Given exercise | Pick out the lines containing "Risk".

Data for this exercise |
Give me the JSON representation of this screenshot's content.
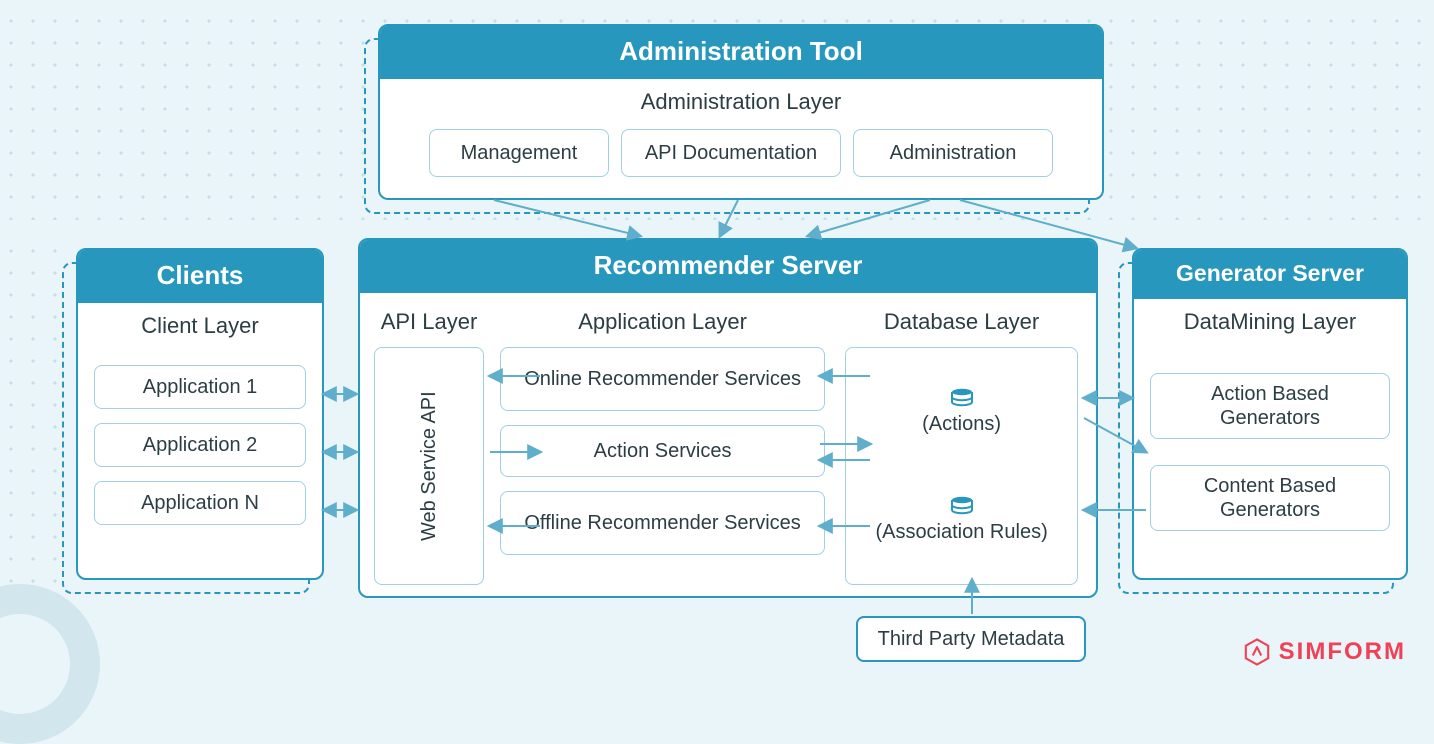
{
  "admin": {
    "title": "Administration Tool",
    "layer": "Administration Layer",
    "items": [
      "Management",
      "API Documentation",
      "Administration"
    ]
  },
  "clients": {
    "title": "Clients",
    "layer": "Client Layer",
    "items": [
      "Application 1",
      "Application 2",
      "Application N"
    ]
  },
  "recommender": {
    "title": "Recommender Server",
    "api_layer": "API Layer",
    "api_box": "Web Service API",
    "app_layer": "Application Layer",
    "app_items": [
      "Online Recommender Services",
      "Action Services",
      "Offline Recommender Services"
    ],
    "db_layer": "Database Layer",
    "db_actions": "(Actions)",
    "db_rules": "(Association Rules)"
  },
  "generator": {
    "title": "Generator Server",
    "layer": "DataMining Layer",
    "items": [
      "Action Based Generators",
      "Content Based Generators"
    ]
  },
  "third_party": "Third Party Metadata",
  "brand": "SIMFORM",
  "colors": {
    "accent": "#2797bd",
    "brand": "#ef4257",
    "text": "#2c3e44"
  }
}
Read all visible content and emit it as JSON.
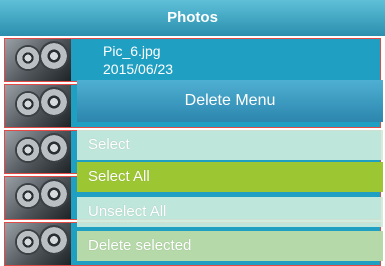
{
  "app": {
    "title": "Photos"
  },
  "photos": [
    {
      "name": "Pic_6.jpg",
      "date": "2015/06/23"
    },
    {
      "name": "",
      "date": ""
    },
    {
      "name": "",
      "date": ""
    },
    {
      "name": "",
      "date": ""
    },
    {
      "name": "",
      "date": ""
    }
  ],
  "menu": {
    "title": "Delete Menu",
    "items": [
      {
        "label": "Select"
      },
      {
        "label": "Select All"
      },
      {
        "label": "Unselect All"
      },
      {
        "label": "Delete selected"
      }
    ]
  },
  "colors": {
    "accent": "#2a8fae",
    "selected": "#9cc733",
    "rowBorder": "#e24a45"
  }
}
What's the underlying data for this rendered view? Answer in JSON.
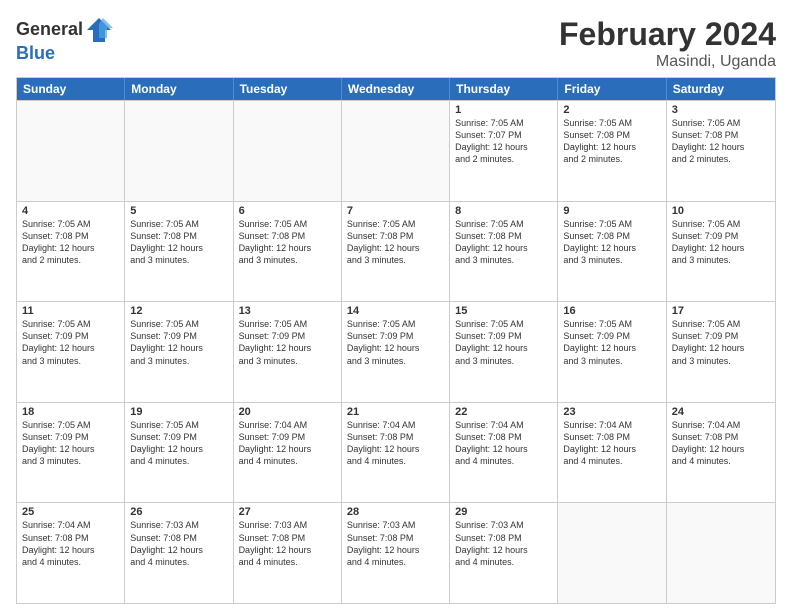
{
  "logo": {
    "general": "General",
    "blue": "Blue"
  },
  "title": {
    "month": "February 2024",
    "location": "Masindi, Uganda"
  },
  "header_days": [
    "Sunday",
    "Monday",
    "Tuesday",
    "Wednesday",
    "Thursday",
    "Friday",
    "Saturday"
  ],
  "weeks": [
    [
      {
        "day": "",
        "info": "",
        "empty": true
      },
      {
        "day": "",
        "info": "",
        "empty": true
      },
      {
        "day": "",
        "info": "",
        "empty": true
      },
      {
        "day": "",
        "info": "",
        "empty": true
      },
      {
        "day": "1",
        "info": "Sunrise: 7:05 AM\nSunset: 7:07 PM\nDaylight: 12 hours\nand 2 minutes."
      },
      {
        "day": "2",
        "info": "Sunrise: 7:05 AM\nSunset: 7:08 PM\nDaylight: 12 hours\nand 2 minutes."
      },
      {
        "day": "3",
        "info": "Sunrise: 7:05 AM\nSunset: 7:08 PM\nDaylight: 12 hours\nand 2 minutes."
      }
    ],
    [
      {
        "day": "4",
        "info": "Sunrise: 7:05 AM\nSunset: 7:08 PM\nDaylight: 12 hours\nand 2 minutes."
      },
      {
        "day": "5",
        "info": "Sunrise: 7:05 AM\nSunset: 7:08 PM\nDaylight: 12 hours\nand 3 minutes."
      },
      {
        "day": "6",
        "info": "Sunrise: 7:05 AM\nSunset: 7:08 PM\nDaylight: 12 hours\nand 3 minutes."
      },
      {
        "day": "7",
        "info": "Sunrise: 7:05 AM\nSunset: 7:08 PM\nDaylight: 12 hours\nand 3 minutes."
      },
      {
        "day": "8",
        "info": "Sunrise: 7:05 AM\nSunset: 7:08 PM\nDaylight: 12 hours\nand 3 minutes."
      },
      {
        "day": "9",
        "info": "Sunrise: 7:05 AM\nSunset: 7:08 PM\nDaylight: 12 hours\nand 3 minutes."
      },
      {
        "day": "10",
        "info": "Sunrise: 7:05 AM\nSunset: 7:09 PM\nDaylight: 12 hours\nand 3 minutes."
      }
    ],
    [
      {
        "day": "11",
        "info": "Sunrise: 7:05 AM\nSunset: 7:09 PM\nDaylight: 12 hours\nand 3 minutes."
      },
      {
        "day": "12",
        "info": "Sunrise: 7:05 AM\nSunset: 7:09 PM\nDaylight: 12 hours\nand 3 minutes."
      },
      {
        "day": "13",
        "info": "Sunrise: 7:05 AM\nSunset: 7:09 PM\nDaylight: 12 hours\nand 3 minutes."
      },
      {
        "day": "14",
        "info": "Sunrise: 7:05 AM\nSunset: 7:09 PM\nDaylight: 12 hours\nand 3 minutes."
      },
      {
        "day": "15",
        "info": "Sunrise: 7:05 AM\nSunset: 7:09 PM\nDaylight: 12 hours\nand 3 minutes."
      },
      {
        "day": "16",
        "info": "Sunrise: 7:05 AM\nSunset: 7:09 PM\nDaylight: 12 hours\nand 3 minutes."
      },
      {
        "day": "17",
        "info": "Sunrise: 7:05 AM\nSunset: 7:09 PM\nDaylight: 12 hours\nand 3 minutes."
      }
    ],
    [
      {
        "day": "18",
        "info": "Sunrise: 7:05 AM\nSunset: 7:09 PM\nDaylight: 12 hours\nand 3 minutes."
      },
      {
        "day": "19",
        "info": "Sunrise: 7:05 AM\nSunset: 7:09 PM\nDaylight: 12 hours\nand 4 minutes."
      },
      {
        "day": "20",
        "info": "Sunrise: 7:04 AM\nSunset: 7:09 PM\nDaylight: 12 hours\nand 4 minutes."
      },
      {
        "day": "21",
        "info": "Sunrise: 7:04 AM\nSunset: 7:08 PM\nDaylight: 12 hours\nand 4 minutes."
      },
      {
        "day": "22",
        "info": "Sunrise: 7:04 AM\nSunset: 7:08 PM\nDaylight: 12 hours\nand 4 minutes."
      },
      {
        "day": "23",
        "info": "Sunrise: 7:04 AM\nSunset: 7:08 PM\nDaylight: 12 hours\nand 4 minutes."
      },
      {
        "day": "24",
        "info": "Sunrise: 7:04 AM\nSunset: 7:08 PM\nDaylight: 12 hours\nand 4 minutes."
      }
    ],
    [
      {
        "day": "25",
        "info": "Sunrise: 7:04 AM\nSunset: 7:08 PM\nDaylight: 12 hours\nand 4 minutes."
      },
      {
        "day": "26",
        "info": "Sunrise: 7:03 AM\nSunset: 7:08 PM\nDaylight: 12 hours\nand 4 minutes."
      },
      {
        "day": "27",
        "info": "Sunrise: 7:03 AM\nSunset: 7:08 PM\nDaylight: 12 hours\nand 4 minutes."
      },
      {
        "day": "28",
        "info": "Sunrise: 7:03 AM\nSunset: 7:08 PM\nDaylight: 12 hours\nand 4 minutes."
      },
      {
        "day": "29",
        "info": "Sunrise: 7:03 AM\nSunset: 7:08 PM\nDaylight: 12 hours\nand 4 minutes."
      },
      {
        "day": "",
        "info": "",
        "empty": true
      },
      {
        "day": "",
        "info": "",
        "empty": true
      }
    ]
  ]
}
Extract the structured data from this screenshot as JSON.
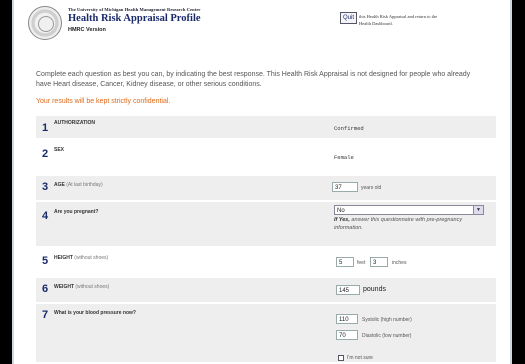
{
  "header": {
    "university": "The University of Michigan Health Management Research Center",
    "title": "Health Risk Appraisal Profile",
    "version": "HMRC Version",
    "quit_label": "Quit",
    "quit_note": "this Health Risk Appraisal and return to the Health Dashboard."
  },
  "intro": "Complete each question as best you can, by indicating the best response. This Health Risk Appraisal is not designed for people who already have Heart disease, Cancer, Kidney disease, or other serious conditions.",
  "confidential": "Your results will be kept strictly confidential.",
  "questions": {
    "q1": {
      "num": "1",
      "label": "AUTHORIZATION",
      "value": "Confirmed"
    },
    "q2": {
      "num": "2",
      "label": "SEX",
      "value": "Female"
    },
    "q3": {
      "num": "3",
      "label": "AGE",
      "sub": "(At last birthday)",
      "value": "37",
      "unit": "years old"
    },
    "q4": {
      "num": "4",
      "label": "Are you pregnant?",
      "value": "No",
      "note_bold": "If Yes,",
      "note": " answer this questionnaire with pre-pregnancy information."
    },
    "q5": {
      "num": "5",
      "label": "HEIGHT",
      "sub": "(without shoes)",
      "feet": "5",
      "feet_unit": "feet",
      "inches": "3",
      "inches_unit": "inches"
    },
    "q6": {
      "num": "6",
      "label": "WEIGHT",
      "sub": "(without shoes)",
      "value": "145",
      "unit": "pounds"
    },
    "q7": {
      "num": "7",
      "label": "What is your blood pressure now?",
      "systolic": "110",
      "systolic_label": "Systolic (high number)",
      "diastolic": "70",
      "diastolic_label": "Diastolic (low number)",
      "not_sure": "I'm not sure"
    }
  }
}
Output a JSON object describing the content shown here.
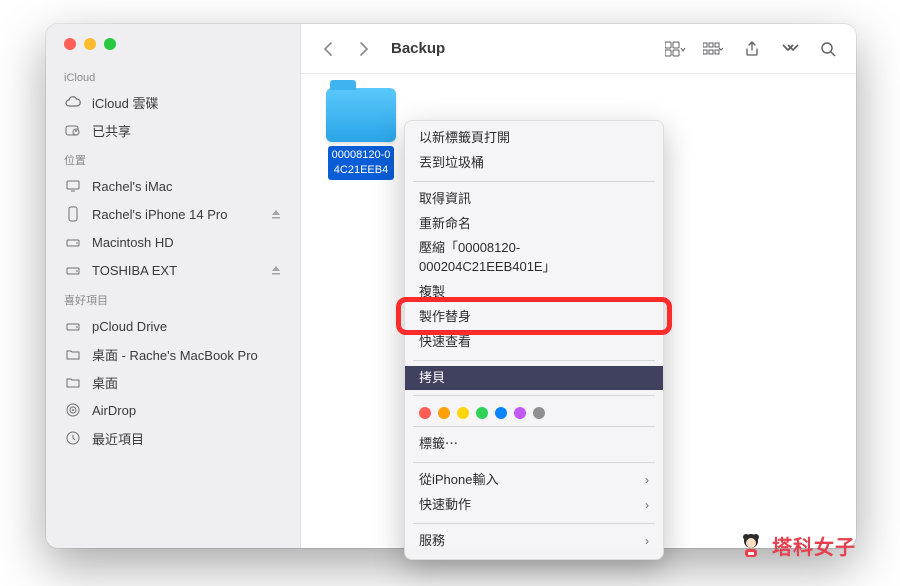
{
  "window": {
    "title": "Backup",
    "traffic": {
      "close": "#ff5f57",
      "min": "#febc2e",
      "max": "#28c840"
    }
  },
  "sidebar": {
    "sections": [
      {
        "label": "iCloud",
        "items": [
          {
            "icon": "cloud",
            "label": "iCloud 雲碟"
          },
          {
            "icon": "shared",
            "label": "已共享"
          }
        ]
      },
      {
        "label": "位置",
        "items": [
          {
            "icon": "imac",
            "label": "Rachel's iMac"
          },
          {
            "icon": "iphone",
            "label": "Rachel's  iPhone 14 Pro",
            "eject": true
          },
          {
            "icon": "disk",
            "label": "Macintosh HD"
          },
          {
            "icon": "disk",
            "label": "TOSHIBA EXT",
            "eject": true
          }
        ]
      },
      {
        "label": "喜好項目",
        "items": [
          {
            "icon": "disk",
            "label": "pCloud Drive"
          },
          {
            "icon": "folder",
            "label": "桌面 - Rache's MacBook Pro"
          },
          {
            "icon": "folder",
            "label": "桌面"
          },
          {
            "icon": "airdrop",
            "label": "AirDrop"
          },
          {
            "icon": "clock",
            "label": "最近項目"
          }
        ]
      }
    ]
  },
  "folder": {
    "name_line1": "00008120-0",
    "name_line2": "4C21EEB4"
  },
  "context_menu": {
    "groups": [
      [
        {
          "label": "以新標籤頁打開"
        },
        {
          "label": "丟到垃圾桶"
        }
      ],
      [
        {
          "label": "取得資訊"
        },
        {
          "label": "重新命名"
        },
        {
          "label": "壓縮「00008120-000204C21EEB401E」"
        },
        {
          "label": "複製"
        },
        {
          "label": "製作替身"
        },
        {
          "label": "快速查看"
        }
      ],
      [
        {
          "label": "拷貝",
          "selected": true
        }
      ],
      "tags",
      [
        {
          "label": "標籤⋯"
        }
      ],
      [
        {
          "label": "從iPhone輸入",
          "submenu": true
        },
        {
          "label": "快速動作",
          "submenu": true
        }
      ],
      [
        {
          "label": "服務",
          "submenu": true
        }
      ]
    ],
    "tag_colors": [
      "#ff5e57",
      "#ff9f0a",
      "#ffd60a",
      "#30d158",
      "#0a84ff",
      "#bf5af2",
      "#8e8e93"
    ]
  },
  "brand": {
    "text": "塔科女子"
  }
}
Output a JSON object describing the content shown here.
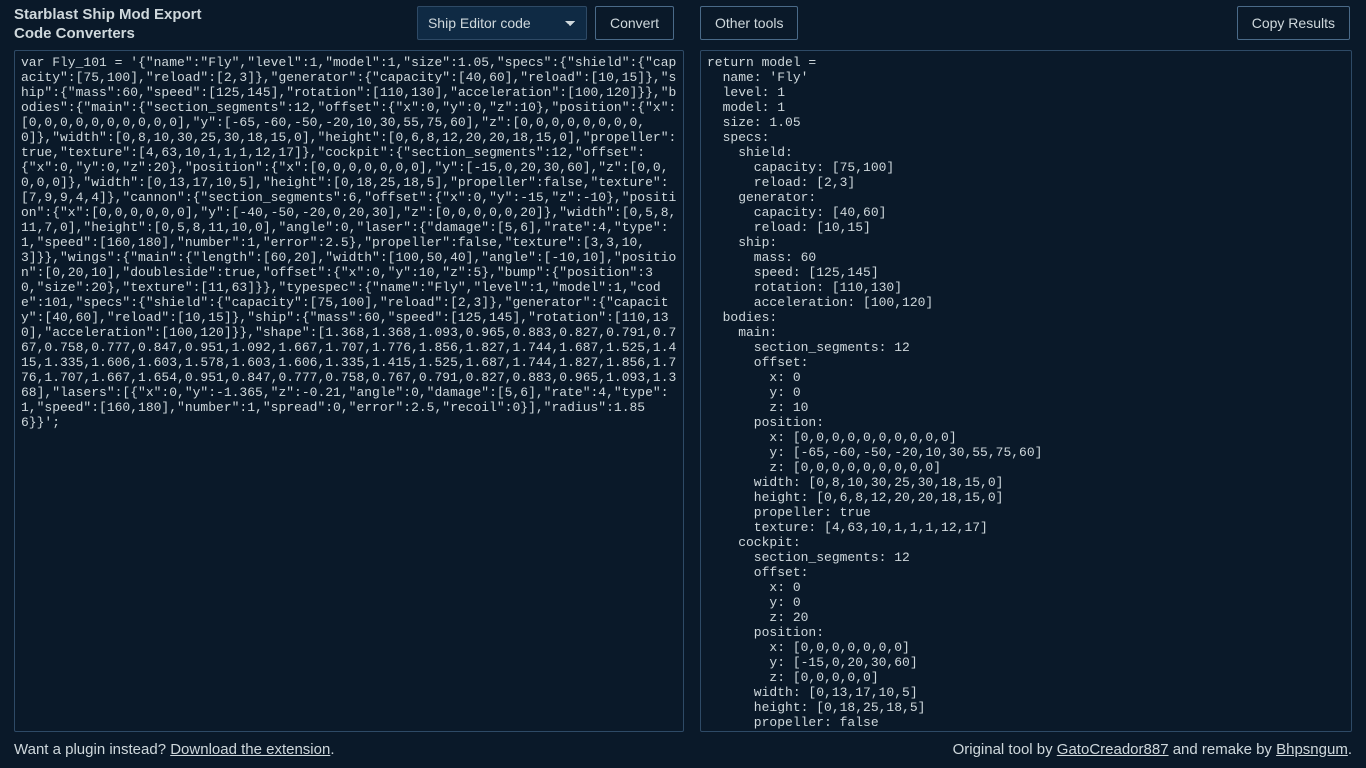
{
  "header": {
    "title_line1": "Starblast Ship Mod Export",
    "title_line2": "Code Converters",
    "dropdown_selected": "Ship Editor code",
    "convert_label": "Convert",
    "other_tools_label": "Other tools",
    "copy_results_label": "Copy Results"
  },
  "input_code": "var Fly_101 = '{\"name\":\"Fly\",\"level\":1,\"model\":1,\"size\":1.05,\"specs\":{\"shield\":{\"capacity\":[75,100],\"reload\":[2,3]},\"generator\":{\"capacity\":[40,60],\"reload\":[10,15]},\"ship\":{\"mass\":60,\"speed\":[125,145],\"rotation\":[110,130],\"acceleration\":[100,120]}},\"bodies\":{\"main\":{\"section_segments\":12,\"offset\":{\"x\":0,\"y\":0,\"z\":10},\"position\":{\"x\":[0,0,0,0,0,0,0,0,0,0],\"y\":[-65,-60,-50,-20,10,30,55,75,60],\"z\":[0,0,0,0,0,0,0,0,0]},\"width\":[0,8,10,30,25,30,18,15,0],\"height\":[0,6,8,12,20,20,18,15,0],\"propeller\":true,\"texture\":[4,63,10,1,1,1,12,17]},\"cockpit\":{\"section_segments\":12,\"offset\":{\"x\":0,\"y\":0,\"z\":20},\"position\":{\"x\":[0,0,0,0,0,0,0],\"y\":[-15,0,20,30,60],\"z\":[0,0,0,0,0]},\"width\":[0,13,17,10,5],\"height\":[0,18,25,18,5],\"propeller\":false,\"texture\":[7,9,9,4,4]},\"cannon\":{\"section_segments\":6,\"offset\":{\"x\":0,\"y\":-15,\"z\":-10},\"position\":{\"x\":[0,0,0,0,0,0],\"y\":[-40,-50,-20,0,20,30],\"z\":[0,0,0,0,0,20]},\"width\":[0,5,8,11,7,0],\"height\":[0,5,8,11,10,0],\"angle\":0,\"laser\":{\"damage\":[5,6],\"rate\":4,\"type\":1,\"speed\":[160,180],\"number\":1,\"error\":2.5},\"propeller\":false,\"texture\":[3,3,10,3]}},\"wings\":{\"main\":{\"length\":[60,20],\"width\":[100,50,40],\"angle\":[-10,10],\"position\":[0,20,10],\"doubleside\":true,\"offset\":{\"x\":0,\"y\":10,\"z\":5},\"bump\":{\"position\":30,\"size\":20},\"texture\":[11,63]}},\"typespec\":{\"name\":\"Fly\",\"level\":1,\"model\":1,\"code\":101,\"specs\":{\"shield\":{\"capacity\":[75,100],\"reload\":[2,3]},\"generator\":{\"capacity\":[40,60],\"reload\":[10,15]},\"ship\":{\"mass\":60,\"speed\":[125,145],\"rotation\":[110,130],\"acceleration\":[100,120]}},\"shape\":[1.368,1.368,1.093,0.965,0.883,0.827,0.791,0.767,0.758,0.777,0.847,0.951,1.092,1.667,1.707,1.776,1.856,1.827,1.744,1.687,1.525,1.415,1.335,1.606,1.603,1.578,1.603,1.606,1.335,1.415,1.525,1.687,1.744,1.827,1.856,1.776,1.707,1.667,1.654,0.951,0.847,0.777,0.758,0.767,0.791,0.827,0.883,0.965,1.093,1.368],\"lasers\":[{\"x\":0,\"y\":-1.365,\"z\":-0.21,\"angle\":0,\"damage\":[5,6],\"rate\":4,\"type\":1,\"speed\":[160,180],\"number\":1,\"spread\":0,\"error\":2.5,\"recoil\":0}],\"radius\":1.856}}';",
  "output_code": "return model =\n  name: 'Fly'\n  level: 1\n  model: 1\n  size: 1.05\n  specs:\n    shield:\n      capacity: [75,100]\n      reload: [2,3]\n    generator:\n      capacity: [40,60]\n      reload: [10,15]\n    ship:\n      mass: 60\n      speed: [125,145]\n      rotation: [110,130]\n      acceleration: [100,120]\n  bodies:\n    main:\n      section_segments: 12\n      offset:\n        x: 0\n        y: 0\n        z: 10\n      position:\n        x: [0,0,0,0,0,0,0,0,0,0]\n        y: [-65,-60,-50,-20,10,30,55,75,60]\n        z: [0,0,0,0,0,0,0,0,0]\n      width: [0,8,10,30,25,30,18,15,0]\n      height: [0,6,8,12,20,20,18,15,0]\n      propeller: true\n      texture: [4,63,10,1,1,1,12,17]\n    cockpit:\n      section_segments: 12\n      offset:\n        x: 0\n        y: 0\n        z: 20\n      position:\n        x: [0,0,0,0,0,0,0]\n        y: [-15,0,20,30,60]\n        z: [0,0,0,0,0]\n      width: [0,13,17,10,5]\n      height: [0,18,25,18,5]\n      propeller: false",
  "footer": {
    "left_prefix": "Want a plugin instead? ",
    "left_link": "Download the extension",
    "left_suffix": ".",
    "right_prefix": "Original tool by ",
    "right_link1": "GatoCreador887",
    "right_mid": " and remake by ",
    "right_link2": "Bhpsngum",
    "right_suffix": "."
  }
}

Reply |
    "title": "Health Risk Appraisal Profile",
    "quit_note": "this Health Risk Appraisal and return to the Health Dashboard."
  "intro": "Complete each question as best you can, by indicating the best response. This Health Risk Appraisal is not designed for people who already have Heart disease, Cancer, Kidney disease, or other serious conditions.",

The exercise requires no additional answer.